Data listing
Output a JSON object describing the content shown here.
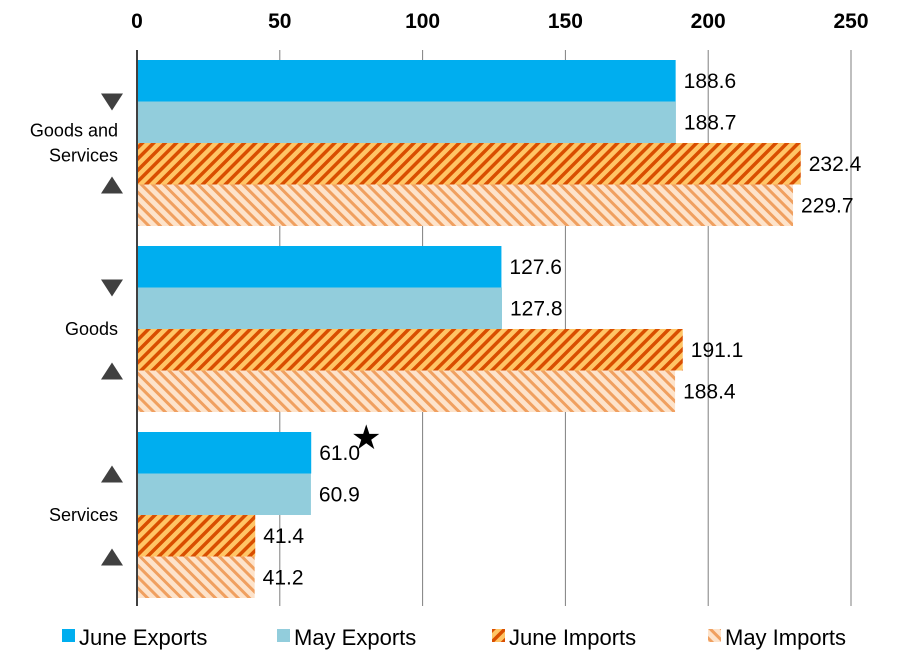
{
  "chart_data": {
    "type": "bar",
    "orientation": "horizontal",
    "title": "",
    "xlabel": "",
    "ylabel": "",
    "xlim": [
      0,
      250
    ],
    "x_ticks": [
      "0",
      "50",
      "100",
      "150",
      "200",
      "250"
    ],
    "x_tick_values": [
      0,
      50,
      100,
      150,
      200,
      250
    ],
    "grid": true,
    "legend_position": "bottom",
    "categories": [
      {
        "label_lines": [
          "Goods and",
          "Services"
        ],
        "markers": [
          "down",
          "up"
        ]
      },
      {
        "label_lines": [
          "Goods"
        ],
        "markers": [
          "down",
          "up"
        ]
      },
      {
        "label_lines": [
          "Services"
        ],
        "markers": [
          "up",
          "up"
        ]
      }
    ],
    "series": [
      {
        "name": "June Exports",
        "color": "#00AEEF",
        "pattern": "solid",
        "values": [
          188.6,
          127.6,
          61.0
        ],
        "labels": [
          "188.6",
          "127.6",
          "61.0"
        ]
      },
      {
        "name": "May Exports",
        "color": "#92CDDC",
        "pattern": "solid",
        "values": [
          188.7,
          127.8,
          60.9
        ],
        "labels": [
          "188.7",
          "127.8",
          "60.9"
        ]
      },
      {
        "name": "June Imports",
        "color": "#E36C09",
        "pattern": "dense-diagonal",
        "values": [
          232.4,
          191.1,
          41.4
        ],
        "labels": [
          "232.4",
          "191.1",
          "41.4"
        ]
      },
      {
        "name": "May Imports",
        "color": "#F79646",
        "pattern": "light-diagonal",
        "values": [
          229.7,
          188.4,
          41.2
        ],
        "labels": [
          "229.7",
          "188.4",
          "41.2"
        ]
      }
    ],
    "annotations": [
      {
        "type": "star",
        "category": 2,
        "series": 0,
        "text": "★"
      }
    ],
    "marker_color": "#404040"
  }
}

:: WHAT IS ASKED ::
Only lines holding the string "diagonal" are wanted; gather each one from the entries above.

:: RESPONSE ::
        "pattern": "dense-diagonal",
        "pattern": "light-diagonal",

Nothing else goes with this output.